Can you reproduce, word for word, the records below from their first line through the line containing "wind-x-tick-label: 120 [793,1212,824,1231]", including both of those lines and nothing past them?

+===+

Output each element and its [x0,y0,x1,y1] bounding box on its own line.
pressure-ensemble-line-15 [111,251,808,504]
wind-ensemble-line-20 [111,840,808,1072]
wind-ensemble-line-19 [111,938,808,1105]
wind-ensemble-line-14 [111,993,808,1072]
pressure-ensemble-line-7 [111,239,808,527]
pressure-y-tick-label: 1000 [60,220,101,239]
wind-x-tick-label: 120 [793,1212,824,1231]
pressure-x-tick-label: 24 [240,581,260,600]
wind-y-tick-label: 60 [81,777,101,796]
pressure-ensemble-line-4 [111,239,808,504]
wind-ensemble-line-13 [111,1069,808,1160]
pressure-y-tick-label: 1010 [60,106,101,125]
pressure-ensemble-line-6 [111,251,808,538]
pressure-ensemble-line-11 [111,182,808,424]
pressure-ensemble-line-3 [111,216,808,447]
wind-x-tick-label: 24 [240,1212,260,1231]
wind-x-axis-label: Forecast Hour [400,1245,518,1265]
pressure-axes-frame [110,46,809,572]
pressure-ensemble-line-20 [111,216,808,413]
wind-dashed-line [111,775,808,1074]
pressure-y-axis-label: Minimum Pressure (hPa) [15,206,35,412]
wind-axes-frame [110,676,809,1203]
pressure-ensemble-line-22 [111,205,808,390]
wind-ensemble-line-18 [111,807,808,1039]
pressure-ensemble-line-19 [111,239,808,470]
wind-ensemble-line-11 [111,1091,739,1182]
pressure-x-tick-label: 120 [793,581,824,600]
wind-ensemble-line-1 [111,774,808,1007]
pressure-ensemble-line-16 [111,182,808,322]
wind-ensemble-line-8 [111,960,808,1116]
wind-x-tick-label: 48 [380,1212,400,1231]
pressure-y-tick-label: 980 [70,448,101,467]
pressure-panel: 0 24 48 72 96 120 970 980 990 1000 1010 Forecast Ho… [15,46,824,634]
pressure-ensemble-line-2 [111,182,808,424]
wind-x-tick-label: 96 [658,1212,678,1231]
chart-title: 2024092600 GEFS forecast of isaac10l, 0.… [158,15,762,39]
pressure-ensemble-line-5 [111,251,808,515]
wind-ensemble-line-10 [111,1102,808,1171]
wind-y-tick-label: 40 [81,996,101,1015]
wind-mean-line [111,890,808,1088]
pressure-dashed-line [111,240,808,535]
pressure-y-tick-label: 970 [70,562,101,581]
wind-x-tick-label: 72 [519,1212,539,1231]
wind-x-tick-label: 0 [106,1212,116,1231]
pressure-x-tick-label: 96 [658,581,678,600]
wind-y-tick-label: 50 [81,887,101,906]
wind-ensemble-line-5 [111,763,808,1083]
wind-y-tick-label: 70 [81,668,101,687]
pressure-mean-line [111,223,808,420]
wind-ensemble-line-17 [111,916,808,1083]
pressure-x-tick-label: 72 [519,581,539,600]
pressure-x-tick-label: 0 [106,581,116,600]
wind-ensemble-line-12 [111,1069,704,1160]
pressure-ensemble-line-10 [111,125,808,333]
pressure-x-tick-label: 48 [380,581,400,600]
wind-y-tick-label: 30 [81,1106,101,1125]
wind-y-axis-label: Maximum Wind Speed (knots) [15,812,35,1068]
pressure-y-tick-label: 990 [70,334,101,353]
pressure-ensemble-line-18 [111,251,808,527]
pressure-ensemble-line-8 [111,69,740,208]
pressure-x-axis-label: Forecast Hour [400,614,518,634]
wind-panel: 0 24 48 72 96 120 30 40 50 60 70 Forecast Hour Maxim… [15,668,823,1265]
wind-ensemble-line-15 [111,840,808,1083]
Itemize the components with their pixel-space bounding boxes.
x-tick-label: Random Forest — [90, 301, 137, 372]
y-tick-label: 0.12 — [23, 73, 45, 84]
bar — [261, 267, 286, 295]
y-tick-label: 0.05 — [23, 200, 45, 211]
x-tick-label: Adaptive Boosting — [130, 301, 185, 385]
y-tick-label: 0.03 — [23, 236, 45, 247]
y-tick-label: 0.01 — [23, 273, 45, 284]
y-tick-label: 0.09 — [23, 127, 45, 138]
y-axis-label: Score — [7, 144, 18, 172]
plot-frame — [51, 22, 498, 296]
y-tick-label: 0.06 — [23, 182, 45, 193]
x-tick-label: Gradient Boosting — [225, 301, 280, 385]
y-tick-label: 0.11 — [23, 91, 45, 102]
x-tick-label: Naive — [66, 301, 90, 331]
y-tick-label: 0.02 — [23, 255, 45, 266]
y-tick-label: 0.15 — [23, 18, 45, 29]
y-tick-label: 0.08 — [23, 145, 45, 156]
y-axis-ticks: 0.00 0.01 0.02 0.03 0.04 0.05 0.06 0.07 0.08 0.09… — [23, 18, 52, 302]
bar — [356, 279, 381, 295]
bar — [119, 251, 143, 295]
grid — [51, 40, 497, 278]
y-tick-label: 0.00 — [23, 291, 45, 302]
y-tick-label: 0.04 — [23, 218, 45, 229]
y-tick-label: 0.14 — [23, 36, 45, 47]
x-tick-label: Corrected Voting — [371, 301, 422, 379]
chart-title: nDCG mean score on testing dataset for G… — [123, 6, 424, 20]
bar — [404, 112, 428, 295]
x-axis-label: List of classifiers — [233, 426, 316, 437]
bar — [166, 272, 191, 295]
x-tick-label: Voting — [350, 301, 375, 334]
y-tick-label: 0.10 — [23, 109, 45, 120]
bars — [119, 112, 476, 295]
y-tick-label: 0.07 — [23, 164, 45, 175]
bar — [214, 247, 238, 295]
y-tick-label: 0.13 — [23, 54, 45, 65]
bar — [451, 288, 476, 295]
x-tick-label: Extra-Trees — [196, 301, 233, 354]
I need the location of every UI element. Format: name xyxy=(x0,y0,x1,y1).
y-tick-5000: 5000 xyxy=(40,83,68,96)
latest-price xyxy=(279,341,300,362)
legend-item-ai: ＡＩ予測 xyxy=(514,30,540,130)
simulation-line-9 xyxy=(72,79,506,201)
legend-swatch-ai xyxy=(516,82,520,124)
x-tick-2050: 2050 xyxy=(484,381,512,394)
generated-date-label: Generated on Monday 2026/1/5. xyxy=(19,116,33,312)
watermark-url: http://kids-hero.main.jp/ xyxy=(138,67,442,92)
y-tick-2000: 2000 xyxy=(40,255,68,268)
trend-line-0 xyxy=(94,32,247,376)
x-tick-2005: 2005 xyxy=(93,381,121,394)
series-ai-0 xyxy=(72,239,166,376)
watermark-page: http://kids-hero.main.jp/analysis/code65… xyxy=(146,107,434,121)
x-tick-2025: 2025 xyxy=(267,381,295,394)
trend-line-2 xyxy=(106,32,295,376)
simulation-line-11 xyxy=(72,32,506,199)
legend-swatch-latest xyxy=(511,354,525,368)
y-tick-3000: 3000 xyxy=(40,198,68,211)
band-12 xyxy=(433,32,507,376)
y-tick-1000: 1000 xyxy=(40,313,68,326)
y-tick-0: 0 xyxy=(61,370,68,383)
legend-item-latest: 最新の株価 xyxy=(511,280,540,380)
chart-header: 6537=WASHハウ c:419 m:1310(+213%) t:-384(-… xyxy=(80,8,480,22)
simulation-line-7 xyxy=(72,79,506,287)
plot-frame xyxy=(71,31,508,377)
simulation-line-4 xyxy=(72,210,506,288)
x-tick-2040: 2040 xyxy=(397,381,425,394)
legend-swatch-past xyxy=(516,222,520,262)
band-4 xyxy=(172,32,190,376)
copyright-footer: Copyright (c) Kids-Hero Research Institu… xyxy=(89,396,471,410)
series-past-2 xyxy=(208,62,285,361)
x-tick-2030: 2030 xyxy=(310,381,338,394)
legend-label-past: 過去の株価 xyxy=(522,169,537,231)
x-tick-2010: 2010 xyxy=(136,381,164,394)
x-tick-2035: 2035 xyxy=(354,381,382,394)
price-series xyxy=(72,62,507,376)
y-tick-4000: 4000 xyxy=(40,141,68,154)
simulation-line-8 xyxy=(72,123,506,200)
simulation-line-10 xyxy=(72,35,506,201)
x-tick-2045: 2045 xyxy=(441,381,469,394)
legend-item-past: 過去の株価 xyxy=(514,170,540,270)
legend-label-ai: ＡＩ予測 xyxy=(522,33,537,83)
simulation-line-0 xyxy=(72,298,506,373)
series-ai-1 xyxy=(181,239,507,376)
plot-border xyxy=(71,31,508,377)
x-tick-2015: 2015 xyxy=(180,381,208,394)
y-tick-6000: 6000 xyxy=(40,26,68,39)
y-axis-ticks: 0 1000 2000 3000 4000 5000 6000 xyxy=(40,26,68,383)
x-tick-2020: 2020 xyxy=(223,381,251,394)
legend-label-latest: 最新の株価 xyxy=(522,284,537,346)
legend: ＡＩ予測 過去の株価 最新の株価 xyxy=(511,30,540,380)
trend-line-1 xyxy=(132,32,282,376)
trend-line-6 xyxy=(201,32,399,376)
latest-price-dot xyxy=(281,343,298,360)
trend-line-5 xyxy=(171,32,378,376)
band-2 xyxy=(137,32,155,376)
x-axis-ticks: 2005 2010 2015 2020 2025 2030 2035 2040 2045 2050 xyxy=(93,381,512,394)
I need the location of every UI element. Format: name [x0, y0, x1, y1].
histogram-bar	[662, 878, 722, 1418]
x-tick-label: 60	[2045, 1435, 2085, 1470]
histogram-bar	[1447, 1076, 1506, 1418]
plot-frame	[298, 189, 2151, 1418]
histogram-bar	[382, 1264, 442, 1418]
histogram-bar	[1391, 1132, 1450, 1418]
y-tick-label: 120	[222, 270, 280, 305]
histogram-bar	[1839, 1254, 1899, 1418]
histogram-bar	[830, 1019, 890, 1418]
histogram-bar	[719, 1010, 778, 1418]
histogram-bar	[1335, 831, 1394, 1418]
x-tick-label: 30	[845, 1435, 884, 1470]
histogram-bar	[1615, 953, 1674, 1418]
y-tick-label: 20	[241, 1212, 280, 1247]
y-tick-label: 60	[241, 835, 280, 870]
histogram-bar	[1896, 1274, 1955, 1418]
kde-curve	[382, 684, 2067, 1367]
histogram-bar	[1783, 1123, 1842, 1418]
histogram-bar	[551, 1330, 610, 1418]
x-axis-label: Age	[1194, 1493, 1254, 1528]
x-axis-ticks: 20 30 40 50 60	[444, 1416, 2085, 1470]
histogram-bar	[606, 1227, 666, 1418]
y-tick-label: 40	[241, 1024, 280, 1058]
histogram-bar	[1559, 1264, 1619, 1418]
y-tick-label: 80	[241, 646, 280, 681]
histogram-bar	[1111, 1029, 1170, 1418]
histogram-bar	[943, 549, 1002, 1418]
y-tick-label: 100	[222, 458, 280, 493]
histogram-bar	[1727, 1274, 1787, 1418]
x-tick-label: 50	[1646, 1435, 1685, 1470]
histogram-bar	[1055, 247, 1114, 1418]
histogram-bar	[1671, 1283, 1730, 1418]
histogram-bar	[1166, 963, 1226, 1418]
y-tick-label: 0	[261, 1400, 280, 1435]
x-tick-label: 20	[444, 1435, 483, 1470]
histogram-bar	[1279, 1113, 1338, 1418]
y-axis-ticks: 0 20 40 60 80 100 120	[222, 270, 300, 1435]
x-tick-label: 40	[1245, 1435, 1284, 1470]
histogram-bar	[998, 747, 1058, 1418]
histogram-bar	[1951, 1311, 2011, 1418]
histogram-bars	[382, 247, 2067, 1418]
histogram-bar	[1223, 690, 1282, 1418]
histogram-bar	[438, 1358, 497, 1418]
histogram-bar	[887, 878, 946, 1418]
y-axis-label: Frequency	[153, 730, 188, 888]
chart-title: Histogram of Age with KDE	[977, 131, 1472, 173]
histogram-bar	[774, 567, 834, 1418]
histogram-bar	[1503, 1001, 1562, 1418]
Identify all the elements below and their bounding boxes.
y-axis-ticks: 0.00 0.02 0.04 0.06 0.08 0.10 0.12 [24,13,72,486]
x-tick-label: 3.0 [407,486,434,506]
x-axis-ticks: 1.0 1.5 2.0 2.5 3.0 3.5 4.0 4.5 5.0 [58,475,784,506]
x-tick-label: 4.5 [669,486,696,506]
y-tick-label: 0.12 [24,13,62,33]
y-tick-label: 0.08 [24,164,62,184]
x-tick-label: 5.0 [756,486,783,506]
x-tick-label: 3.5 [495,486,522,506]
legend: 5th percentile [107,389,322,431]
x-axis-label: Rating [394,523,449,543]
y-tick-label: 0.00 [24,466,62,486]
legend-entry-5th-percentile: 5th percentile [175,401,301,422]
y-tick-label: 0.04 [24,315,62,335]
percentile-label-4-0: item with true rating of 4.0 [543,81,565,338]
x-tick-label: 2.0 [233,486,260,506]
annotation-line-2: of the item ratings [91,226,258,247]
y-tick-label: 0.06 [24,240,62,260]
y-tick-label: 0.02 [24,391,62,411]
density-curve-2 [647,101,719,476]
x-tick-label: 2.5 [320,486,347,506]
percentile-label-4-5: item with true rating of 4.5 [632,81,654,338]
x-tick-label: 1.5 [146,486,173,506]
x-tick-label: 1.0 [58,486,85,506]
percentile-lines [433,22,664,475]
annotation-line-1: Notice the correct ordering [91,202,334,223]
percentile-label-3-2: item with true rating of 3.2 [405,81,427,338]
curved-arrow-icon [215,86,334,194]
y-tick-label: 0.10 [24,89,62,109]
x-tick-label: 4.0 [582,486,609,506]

+===+

### Answer
Output each element and its [x0,y0,x1,y1] bounding box on its own line.
pressure-ensemble-line-15 [111,251,808,504]
wind-ensemble-line-20 [111,840,808,1072]
wind-ensemble-line-19 [111,938,808,1105]
wind-ensemble-line-14 [111,993,808,1072]
pressure-ensemble-line-7 [111,239,808,527]
pressure-y-tick-label: 1000 [60,220,101,239]
wind-x-tick-label: 120 [793,1212,824,1231]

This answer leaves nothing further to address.